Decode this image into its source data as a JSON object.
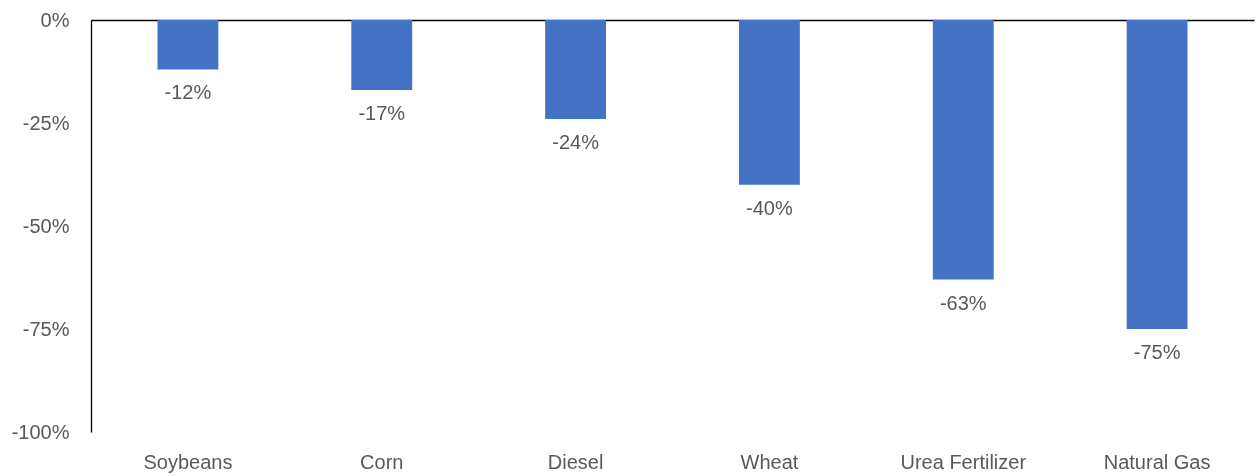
{
  "chart_data": {
    "type": "bar",
    "categories": [
      "Soybeans",
      "Corn",
      "Diesel",
      "Wheat",
      "Urea Fertilizer",
      "Natural Gas"
    ],
    "values": [
      -12,
      -17,
      -24,
      -40,
      -63,
      -75
    ],
    "color": "#4472c4",
    "value_labels": [
      "-12%",
      "-17%",
      "-24%",
      "-40%",
      "-63%",
      "-75%"
    ],
    "ylim": [
      -100,
      0
    ],
    "yticks": [
      {
        "value": 0,
        "label": "0%"
      },
      {
        "value": -25,
        "label": "-25%"
      },
      {
        "value": -50,
        "label": "-50%"
      },
      {
        "value": -75,
        "label": "-75%"
      },
      {
        "value": -100,
        "label": "-100%"
      }
    ],
    "grid": false
  }
}
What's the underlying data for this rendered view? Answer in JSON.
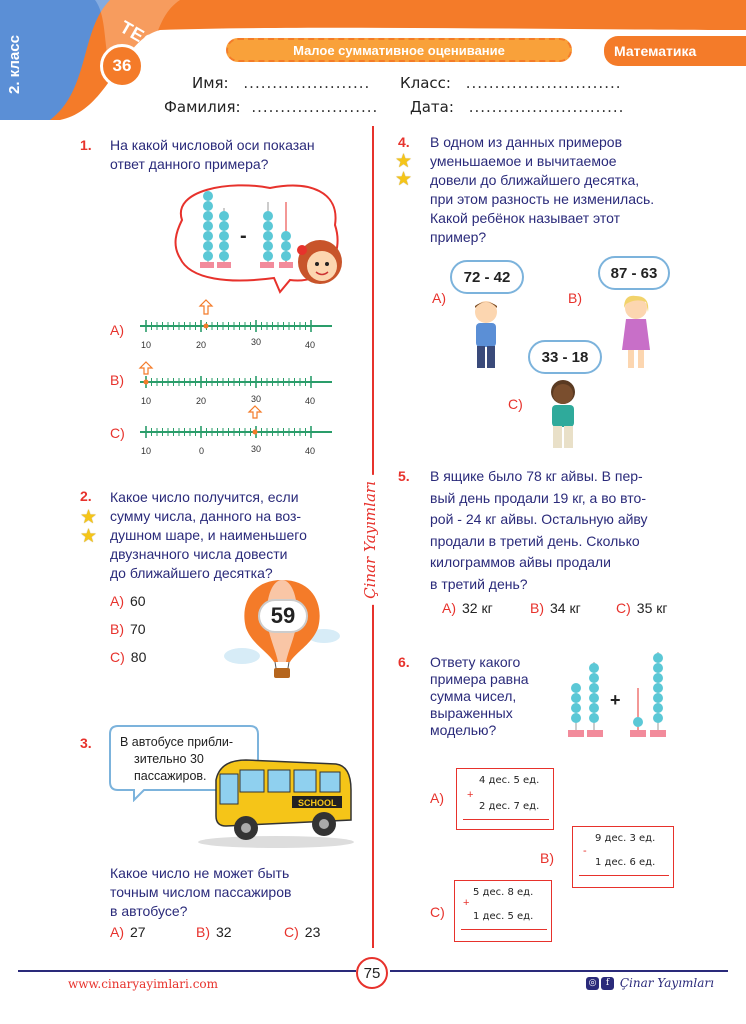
{
  "header": {
    "grade": "2. класс",
    "test_word": "ТЕСТ",
    "test_number": "36",
    "banner": "Малое суммативное оценивание",
    "subject": "Математика",
    "name_label": "Имя:",
    "surname_label": "Фамилия:",
    "class_label": "Класс:",
    "date_label": "Дата:",
    "short_dots": "......................",
    "long_dots": "..........................."
  },
  "colors": {
    "accent_red": "#e7322c",
    "orange": "#f47b29",
    "blue": "#5b8fd6",
    "text_navy": "#2a2a7a"
  },
  "q1": {
    "num": "1.",
    "text_lines": [
      "На какой числовой оси показан",
      "ответ данного примера?"
    ],
    "minus": "-",
    "options": [
      {
        "letter": "A)",
        "labels": [
          "10",
          "20",
          "30",
          "40"
        ]
      },
      {
        "letter": "B)",
        "labels": [
          "10",
          "20",
          "30",
          "40"
        ]
      },
      {
        "letter": "C)",
        "labels": [
          "10",
          "0",
          "30",
          "40"
        ]
      }
    ]
  },
  "q2": {
    "num": "2.",
    "text_lines": [
      "Какое число получится, если",
      "сумму числа, данного на воз-",
      "душном шаре, и наименьшего",
      "двузначного числа довести",
      "до ближайшего десятка?"
    ],
    "balloon_number": "59",
    "options": [
      {
        "letter": "A)",
        "value": "60"
      },
      {
        "letter": "B)",
        "value": "70"
      },
      {
        "letter": "C)",
        "value": "80"
      }
    ]
  },
  "q3": {
    "num": "3.",
    "bubble_lines": [
      "В автобусе прибли-",
      "зительно 30",
      "пассажиров."
    ],
    "bus_sign": "SCHOOL",
    "text_lines": [
      "Какое число не может быть",
      "точным числом пассажиров",
      "в автобусе?"
    ],
    "options": [
      {
        "letter": "A)",
        "value": "27"
      },
      {
        "letter": "B)",
        "value": "32"
      },
      {
        "letter": "C)",
        "value": "23"
      }
    ]
  },
  "q4": {
    "num": "4.",
    "text_lines": [
      "В одном из данных примеров",
      "уменьшаемое и вычитаемое",
      "довели до ближайшего десятка,",
      "при этом разность не изменилась.",
      "Какой ребёнок называет этот",
      "пример?"
    ],
    "options": [
      {
        "letter": "A)",
        "expr": "72 - 42"
      },
      {
        "letter": "B)",
        "expr": "87 - 63"
      },
      {
        "letter": "C)",
        "expr": "33 - 18"
      }
    ]
  },
  "q5": {
    "num": "5.",
    "text_lines": [
      "В ящике было 78 кг айвы. В пер-",
      "вый день продали 19 кг, а во вто-",
      "рой - 24 кг айвы. Остальную айву",
      "продали в третий день. Сколько",
      "килограммов айвы продали",
      "в третий день?"
    ],
    "options": [
      {
        "letter": "A)",
        "value": "32 кг"
      },
      {
        "letter": "B)",
        "value": "34 кг"
      },
      {
        "letter": "C)",
        "value": "35 кг"
      }
    ]
  },
  "q6": {
    "num": "6.",
    "text_lines": [
      "Ответу какого",
      "примера равна",
      "сумма чисел,",
      "выраженных",
      "моделью?"
    ],
    "plus": "+",
    "options": [
      {
        "letter": "A)",
        "sign": "+",
        "row1": "4 дес. 5 ед.",
        "row2": "2 дес. 7 ед."
      },
      {
        "letter": "B)",
        "sign": "-",
        "row1": "9 дес. 3 ед.",
        "row2": "1 дес. 6 ед."
      },
      {
        "letter": "C)",
        "sign": "+",
        "row1": "5 дес. 8 ед.",
        "row2": "1 дес. 5 ед."
      }
    ]
  },
  "footer": {
    "url": "www.cinaryayimlari.com",
    "page": "75",
    "brand": "Çinar Yayımları",
    "side_brand": "Çinar Yayımları"
  }
}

────

• **Exercise details**: Write the records out again in full, exactly, and skip every picture.

• **Finished task**:
Decode this image into its source data as a JSON object.
{
  "chart_data": {
    "type": "bar",
    "categories": [
      "Soybeans",
      "Corn",
      "Diesel",
      "Wheat",
      "Urea Fertilizer",
      "Natural Gas"
    ],
    "values": [
      -12,
      -17,
      -24,
      -40,
      -63,
      -75
    ],
    "color": "#4472c4",
    "value_labels": [
      "-12%",
      "-17%",
      "-24%",
      "-40%",
      "-63%",
      "-75%"
    ],
    "ylim": [
      -100,
      0
    ],
    "yticks": [
      {
        "value": 0,
        "label": "0%"
      },
      {
        "value": -25,
        "label": "-25%"
      },
      {
        "value": -50,
        "label": "-50%"
      },
      {
        "value": -75,
        "label": "-75%"
      },
      {
        "value": -100,
        "label": "-100%"
      }
    ],
    "grid": false
  }
}
What's the underlying data for this rendered view? Answer in JSON.
{
  "header": {
    "grade": "2. класс",
    "test_word": "ТЕСТ",
    "test_number": "36",
    "banner": "Малое суммативное оценивание",
    "subject": "Математика",
    "name_label": "Имя:",
    "surname_label": "Фамилия:",
    "class_label": "Класс:",
    "date_label": "Дата:",
    "short_dots": "......................",
    "long_dots": "..........................."
  },
  "colors": {
    "accent_red": "#e7322c",
    "orange": "#f47b29",
    "blue": "#5b8fd6",
    "text_navy": "#2a2a7a"
  },
  "q1": {
    "num": "1.",
    "text_lines": [
      "На какой числовой оси показан",
      "ответ данного примера?"
    ],
    "minus": "-",
    "options": [
      {
        "letter": "A)",
        "labels": [
          "10",
          "20",
          "30",
          "40"
        ]
      },
      {
        "letter": "B)",
        "labels": [
          "10",
          "20",
          "30",
          "40"
        ]
      },
      {
        "letter": "C)",
        "labels": [
          "10",
          "0",
          "30",
          "40"
        ]
      }
    ]
  },
  "q2": {
    "num": "2.",
    "text_lines": [
      "Какое число получится, если",
      "сумму числа, данного на воз-",
      "душном шаре, и наименьшего",
      "двузначного числа довести",
      "до ближайшего десятка?"
    ],
    "balloon_number": "59",
    "options": [
      {
        "letter": "A)",
        "value": "60"
      },
      {
        "letter": "B)",
        "value": "70"
      },
      {
        "letter": "C)",
        "value": "80"
      }
    ]
  },
  "q3": {
    "num": "3.",
    "bubble_lines": [
      "В автобусе прибли-",
      "зительно 30",
      "пассажиров."
    ],
    "bus_sign": "SCHOOL",
    "text_lines": [
      "Какое число не может быть",
      "точным числом пассажиров",
      "в автобусе?"
    ],
    "options": [
      {
        "letter": "A)",
        "value": "27"
      },
      {
        "letter": "B)",
        "value": "32"
      },
      {
        "letter": "C)",
        "value": "23"
      }
    ]
  },
  "q4": {
    "num": "4.",
    "text_lines": [
      "В одном из данных примеров",
      "уменьшаемое и вычитаемое",
      "довели до ближайшего десятка,",
      "при этом разность не изменилась.",
      "Какой ребёнок называет этот",
      "пример?"
    ],
    "options": [
      {
        "letter": "A)",
        "expr": "72 - 42"
      },
      {
        "letter": "B)",
        "expr": "87 - 63"
      },
      {
        "letter": "C)",
        "expr": "33 - 18"
      }
    ]
  },
  "q5": {
    "num": "5.",
    "text_lines": [
      "В ящике было 78 кг айвы. В пер-",
      "вый день продали 19 кг, а во вто-",
      "рой - 24 кг айвы. Остальную айву",
      "продали в третий день. Сколько",
      "килограммов айвы продали",
      "в третий день?"
    ],
    "options": [
      {
        "letter": "A)",
        "value": "32 кг"
      },
      {
        "letter": "B)",
        "value": "34 кг"
      },
      {
        "letter": "C)",
        "value": "35 кг"
      }
    ]
  },
  "q6": {
    "num": "6.",
    "text_lines": [
      "Ответу какого",
      "примера равна",
      "сумма чисел,",
      "выраженных",
      "моделью?"
    ],
    "plus": "+",
    "options": [
      {
        "letter": "A)",
        "sign": "+",
        "row1": "4 дес. 5 ед.",
        "row2": "2 дес. 7 ед."
      },
      {
        "letter": "B)",
        "sign": "-",
        "row1": "9 дес. 3 ед.",
        "row2": "1 дес. 6 ед."
      },
      {
        "letter": "C)",
        "sign": "+",
        "row1": "5 дес. 8 ед.",
        "row2": "1 дес. 5 ед."
      }
    ]
  },
  "footer": {
    "url": "www.cinaryayimlari.com",
    "page": "75",
    "brand": "Çinar Yayımları",
    "side_brand": "Çinar Yayımları"
  }
}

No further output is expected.